Aim of the task:
Which lines hold the word "will"? Copy each of them from the material.

Records for the task:
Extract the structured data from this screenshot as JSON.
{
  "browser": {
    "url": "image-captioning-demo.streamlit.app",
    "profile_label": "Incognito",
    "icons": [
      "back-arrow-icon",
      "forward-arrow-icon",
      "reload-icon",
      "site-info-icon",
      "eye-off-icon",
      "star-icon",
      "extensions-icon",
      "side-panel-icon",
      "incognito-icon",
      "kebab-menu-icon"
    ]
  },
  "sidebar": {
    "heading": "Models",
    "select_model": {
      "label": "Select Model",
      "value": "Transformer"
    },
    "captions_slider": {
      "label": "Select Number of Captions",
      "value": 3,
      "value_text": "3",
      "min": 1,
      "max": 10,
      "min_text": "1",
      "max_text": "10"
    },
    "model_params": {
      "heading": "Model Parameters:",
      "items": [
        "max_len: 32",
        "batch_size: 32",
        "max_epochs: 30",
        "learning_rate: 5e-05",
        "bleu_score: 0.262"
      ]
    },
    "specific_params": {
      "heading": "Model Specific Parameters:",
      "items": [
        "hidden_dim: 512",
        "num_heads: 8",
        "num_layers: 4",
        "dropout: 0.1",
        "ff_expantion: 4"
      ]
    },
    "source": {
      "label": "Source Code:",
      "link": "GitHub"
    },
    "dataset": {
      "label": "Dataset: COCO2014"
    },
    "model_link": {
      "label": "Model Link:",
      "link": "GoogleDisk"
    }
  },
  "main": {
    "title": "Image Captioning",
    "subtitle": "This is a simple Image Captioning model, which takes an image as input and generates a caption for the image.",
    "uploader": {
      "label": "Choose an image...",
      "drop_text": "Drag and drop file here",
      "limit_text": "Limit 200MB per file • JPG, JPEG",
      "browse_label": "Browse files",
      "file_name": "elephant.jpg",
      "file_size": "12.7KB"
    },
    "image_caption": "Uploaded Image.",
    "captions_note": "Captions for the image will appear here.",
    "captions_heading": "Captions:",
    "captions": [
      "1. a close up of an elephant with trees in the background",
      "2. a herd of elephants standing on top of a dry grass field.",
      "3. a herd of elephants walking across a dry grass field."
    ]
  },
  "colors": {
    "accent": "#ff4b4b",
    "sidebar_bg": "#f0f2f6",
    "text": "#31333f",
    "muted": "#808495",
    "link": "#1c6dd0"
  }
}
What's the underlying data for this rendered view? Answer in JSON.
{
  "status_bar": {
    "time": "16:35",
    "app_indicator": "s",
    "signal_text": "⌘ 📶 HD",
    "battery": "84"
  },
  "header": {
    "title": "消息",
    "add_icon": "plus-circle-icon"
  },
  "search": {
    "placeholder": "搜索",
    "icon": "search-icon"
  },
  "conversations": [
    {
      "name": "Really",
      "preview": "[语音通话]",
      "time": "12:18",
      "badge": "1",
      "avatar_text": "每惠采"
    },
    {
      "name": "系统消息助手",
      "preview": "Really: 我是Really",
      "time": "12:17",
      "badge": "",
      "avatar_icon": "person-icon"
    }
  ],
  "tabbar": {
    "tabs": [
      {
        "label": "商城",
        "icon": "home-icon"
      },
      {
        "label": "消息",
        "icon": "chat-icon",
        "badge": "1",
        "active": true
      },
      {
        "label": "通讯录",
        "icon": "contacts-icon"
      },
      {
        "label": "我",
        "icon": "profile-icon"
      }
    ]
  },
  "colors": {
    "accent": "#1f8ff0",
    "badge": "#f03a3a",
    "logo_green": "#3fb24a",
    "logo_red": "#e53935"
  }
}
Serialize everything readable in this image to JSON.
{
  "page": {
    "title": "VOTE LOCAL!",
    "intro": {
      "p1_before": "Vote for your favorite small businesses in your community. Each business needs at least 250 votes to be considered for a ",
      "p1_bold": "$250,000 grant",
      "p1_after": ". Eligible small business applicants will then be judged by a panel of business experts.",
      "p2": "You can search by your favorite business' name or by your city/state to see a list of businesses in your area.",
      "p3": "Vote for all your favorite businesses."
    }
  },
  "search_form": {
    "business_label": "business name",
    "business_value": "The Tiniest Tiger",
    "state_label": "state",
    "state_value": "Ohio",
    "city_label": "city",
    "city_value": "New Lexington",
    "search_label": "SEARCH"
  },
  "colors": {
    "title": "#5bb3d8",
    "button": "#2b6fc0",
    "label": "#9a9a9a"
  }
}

Result below:
    "captions_note": "Captions for the image will appear here.",
      "p1_after": ". Eligible small business applicants will then be judged by a panel of business experts.",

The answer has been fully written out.